→ **WHAT THE EXERCISE ASKS**
Scan the records below for the word "data" and give only the number of lines that hold it.

GIVEN RECORDS start

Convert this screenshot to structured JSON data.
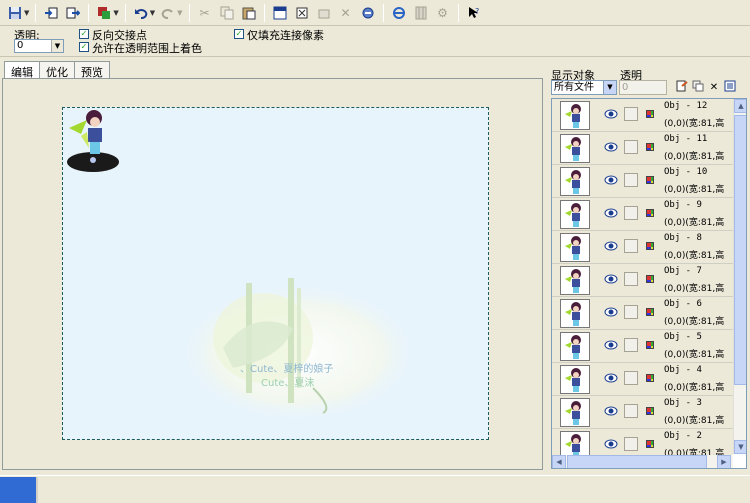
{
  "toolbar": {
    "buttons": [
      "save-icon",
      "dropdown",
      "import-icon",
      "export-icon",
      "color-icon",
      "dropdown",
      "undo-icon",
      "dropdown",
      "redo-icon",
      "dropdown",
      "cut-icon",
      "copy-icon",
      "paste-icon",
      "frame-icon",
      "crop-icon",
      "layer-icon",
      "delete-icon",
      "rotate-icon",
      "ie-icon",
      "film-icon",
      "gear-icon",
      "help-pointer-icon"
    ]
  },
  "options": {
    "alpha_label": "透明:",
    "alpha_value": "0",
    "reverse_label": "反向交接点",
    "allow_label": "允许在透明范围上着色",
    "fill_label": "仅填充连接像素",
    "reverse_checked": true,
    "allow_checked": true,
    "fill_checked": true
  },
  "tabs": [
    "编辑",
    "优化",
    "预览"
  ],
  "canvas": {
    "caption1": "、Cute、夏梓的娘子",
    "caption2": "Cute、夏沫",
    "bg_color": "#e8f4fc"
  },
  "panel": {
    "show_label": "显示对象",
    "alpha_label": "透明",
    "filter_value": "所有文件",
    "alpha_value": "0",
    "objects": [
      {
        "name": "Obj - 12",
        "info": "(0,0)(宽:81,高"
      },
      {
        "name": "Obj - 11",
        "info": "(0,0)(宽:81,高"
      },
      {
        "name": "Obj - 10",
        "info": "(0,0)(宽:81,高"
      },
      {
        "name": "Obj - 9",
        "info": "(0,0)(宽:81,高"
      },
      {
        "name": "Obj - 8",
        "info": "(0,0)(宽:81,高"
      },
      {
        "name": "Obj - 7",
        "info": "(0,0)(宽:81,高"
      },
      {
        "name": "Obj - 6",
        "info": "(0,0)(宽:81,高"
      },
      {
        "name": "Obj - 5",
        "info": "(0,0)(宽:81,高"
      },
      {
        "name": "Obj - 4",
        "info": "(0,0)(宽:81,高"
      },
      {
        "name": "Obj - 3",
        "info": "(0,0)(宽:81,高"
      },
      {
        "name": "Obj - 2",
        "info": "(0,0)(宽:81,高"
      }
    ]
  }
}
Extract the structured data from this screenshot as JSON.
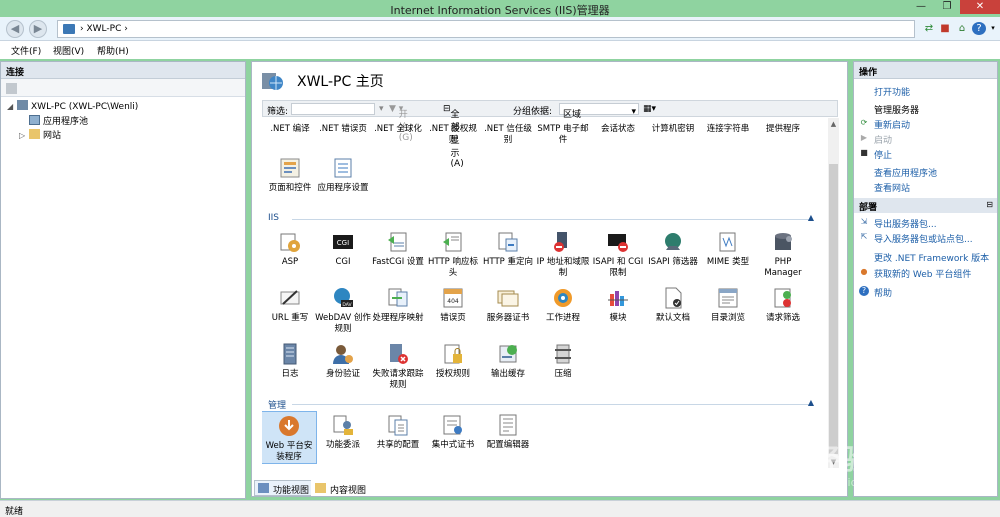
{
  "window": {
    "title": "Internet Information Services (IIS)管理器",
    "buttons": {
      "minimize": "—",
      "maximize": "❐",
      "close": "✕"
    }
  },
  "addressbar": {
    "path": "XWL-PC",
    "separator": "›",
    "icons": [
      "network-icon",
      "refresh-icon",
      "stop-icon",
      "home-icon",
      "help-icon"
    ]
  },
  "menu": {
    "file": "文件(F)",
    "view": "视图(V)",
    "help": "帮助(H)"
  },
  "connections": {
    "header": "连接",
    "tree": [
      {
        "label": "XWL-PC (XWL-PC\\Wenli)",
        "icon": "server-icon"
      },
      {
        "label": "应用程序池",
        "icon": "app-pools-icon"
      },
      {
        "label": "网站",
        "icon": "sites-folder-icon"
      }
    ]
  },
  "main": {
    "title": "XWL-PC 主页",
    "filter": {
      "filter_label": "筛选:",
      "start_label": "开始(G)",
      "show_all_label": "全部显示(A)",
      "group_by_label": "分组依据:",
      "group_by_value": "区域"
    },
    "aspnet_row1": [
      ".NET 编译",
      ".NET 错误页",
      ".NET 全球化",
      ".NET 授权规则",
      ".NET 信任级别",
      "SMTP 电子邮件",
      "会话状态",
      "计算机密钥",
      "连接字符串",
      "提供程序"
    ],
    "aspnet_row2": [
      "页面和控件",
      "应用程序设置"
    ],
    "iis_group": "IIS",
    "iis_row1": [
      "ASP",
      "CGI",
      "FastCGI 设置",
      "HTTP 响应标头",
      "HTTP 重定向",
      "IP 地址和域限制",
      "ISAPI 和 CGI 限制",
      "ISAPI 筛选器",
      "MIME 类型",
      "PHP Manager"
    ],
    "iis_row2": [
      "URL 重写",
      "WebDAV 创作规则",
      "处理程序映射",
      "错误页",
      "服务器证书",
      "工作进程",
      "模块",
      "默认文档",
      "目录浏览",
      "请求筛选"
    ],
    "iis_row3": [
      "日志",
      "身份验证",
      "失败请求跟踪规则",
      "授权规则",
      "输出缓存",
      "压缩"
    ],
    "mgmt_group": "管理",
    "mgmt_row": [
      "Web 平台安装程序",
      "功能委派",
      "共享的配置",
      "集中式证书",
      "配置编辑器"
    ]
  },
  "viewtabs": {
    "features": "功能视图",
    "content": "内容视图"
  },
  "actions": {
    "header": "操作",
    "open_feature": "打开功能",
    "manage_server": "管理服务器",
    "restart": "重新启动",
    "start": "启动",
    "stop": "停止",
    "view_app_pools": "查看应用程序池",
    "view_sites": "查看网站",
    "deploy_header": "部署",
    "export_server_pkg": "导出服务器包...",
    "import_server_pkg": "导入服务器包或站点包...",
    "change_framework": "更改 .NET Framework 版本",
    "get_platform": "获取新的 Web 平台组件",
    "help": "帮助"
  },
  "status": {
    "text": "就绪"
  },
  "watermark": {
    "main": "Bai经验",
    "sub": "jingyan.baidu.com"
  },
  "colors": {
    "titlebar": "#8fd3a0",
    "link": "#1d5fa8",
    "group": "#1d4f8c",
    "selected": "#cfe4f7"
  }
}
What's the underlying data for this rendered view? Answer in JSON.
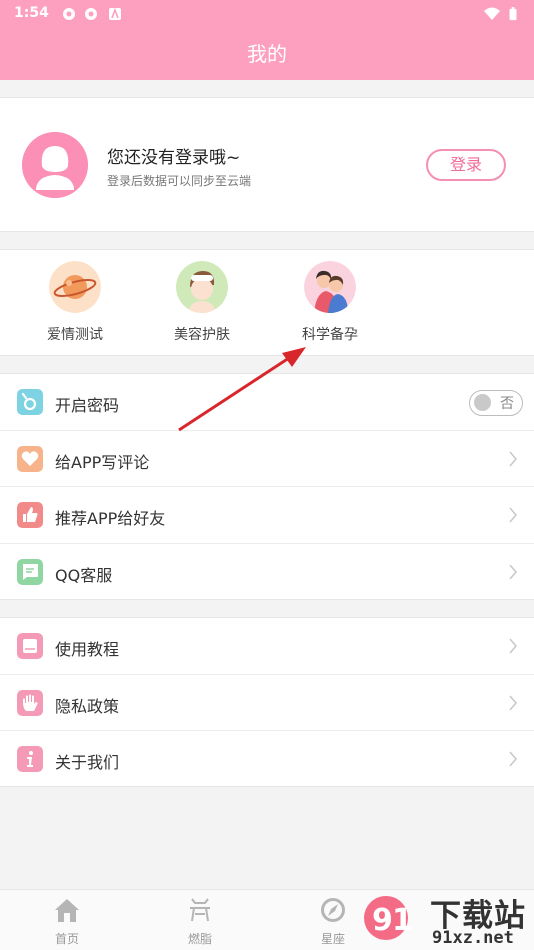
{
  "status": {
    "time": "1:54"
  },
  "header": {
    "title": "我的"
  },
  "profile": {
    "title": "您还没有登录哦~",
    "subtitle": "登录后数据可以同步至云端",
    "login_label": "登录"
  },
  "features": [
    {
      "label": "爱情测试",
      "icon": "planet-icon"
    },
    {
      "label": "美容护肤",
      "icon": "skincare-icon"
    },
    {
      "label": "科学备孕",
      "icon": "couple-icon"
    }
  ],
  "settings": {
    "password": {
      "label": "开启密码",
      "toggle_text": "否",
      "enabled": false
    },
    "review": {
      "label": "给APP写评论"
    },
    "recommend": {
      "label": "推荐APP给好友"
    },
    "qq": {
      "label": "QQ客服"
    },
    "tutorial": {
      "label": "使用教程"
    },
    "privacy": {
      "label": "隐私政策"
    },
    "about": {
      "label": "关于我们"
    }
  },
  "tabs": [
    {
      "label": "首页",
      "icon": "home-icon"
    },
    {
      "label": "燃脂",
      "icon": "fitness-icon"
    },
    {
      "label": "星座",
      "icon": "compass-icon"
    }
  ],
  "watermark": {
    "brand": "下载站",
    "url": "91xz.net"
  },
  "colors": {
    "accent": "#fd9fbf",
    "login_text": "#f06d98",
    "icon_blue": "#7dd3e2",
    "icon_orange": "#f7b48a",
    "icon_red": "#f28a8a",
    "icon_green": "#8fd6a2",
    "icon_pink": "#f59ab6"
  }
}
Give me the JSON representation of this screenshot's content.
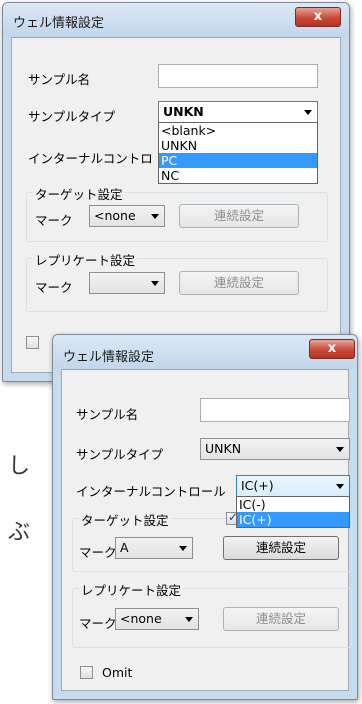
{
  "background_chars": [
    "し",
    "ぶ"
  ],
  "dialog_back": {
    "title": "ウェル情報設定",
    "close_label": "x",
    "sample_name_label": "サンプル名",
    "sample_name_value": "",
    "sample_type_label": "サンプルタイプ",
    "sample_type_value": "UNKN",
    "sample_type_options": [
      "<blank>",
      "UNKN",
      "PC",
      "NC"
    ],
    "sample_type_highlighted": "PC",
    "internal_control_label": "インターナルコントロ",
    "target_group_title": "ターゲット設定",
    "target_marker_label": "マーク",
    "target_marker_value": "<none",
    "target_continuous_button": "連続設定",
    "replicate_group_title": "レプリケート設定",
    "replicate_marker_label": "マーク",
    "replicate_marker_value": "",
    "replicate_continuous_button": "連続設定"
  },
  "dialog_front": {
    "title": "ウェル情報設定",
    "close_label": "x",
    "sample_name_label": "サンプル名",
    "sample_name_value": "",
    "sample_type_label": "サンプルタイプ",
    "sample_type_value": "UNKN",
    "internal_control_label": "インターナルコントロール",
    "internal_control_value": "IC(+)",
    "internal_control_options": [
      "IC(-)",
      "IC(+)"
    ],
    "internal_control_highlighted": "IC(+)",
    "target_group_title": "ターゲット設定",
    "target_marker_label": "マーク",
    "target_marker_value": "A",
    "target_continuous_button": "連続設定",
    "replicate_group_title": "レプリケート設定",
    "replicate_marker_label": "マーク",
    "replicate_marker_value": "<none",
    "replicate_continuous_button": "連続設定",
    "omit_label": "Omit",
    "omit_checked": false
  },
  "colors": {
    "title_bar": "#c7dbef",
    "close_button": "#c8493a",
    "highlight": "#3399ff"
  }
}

GIVEN RECORDS end

→ **ANSWER TO THE TASK**
3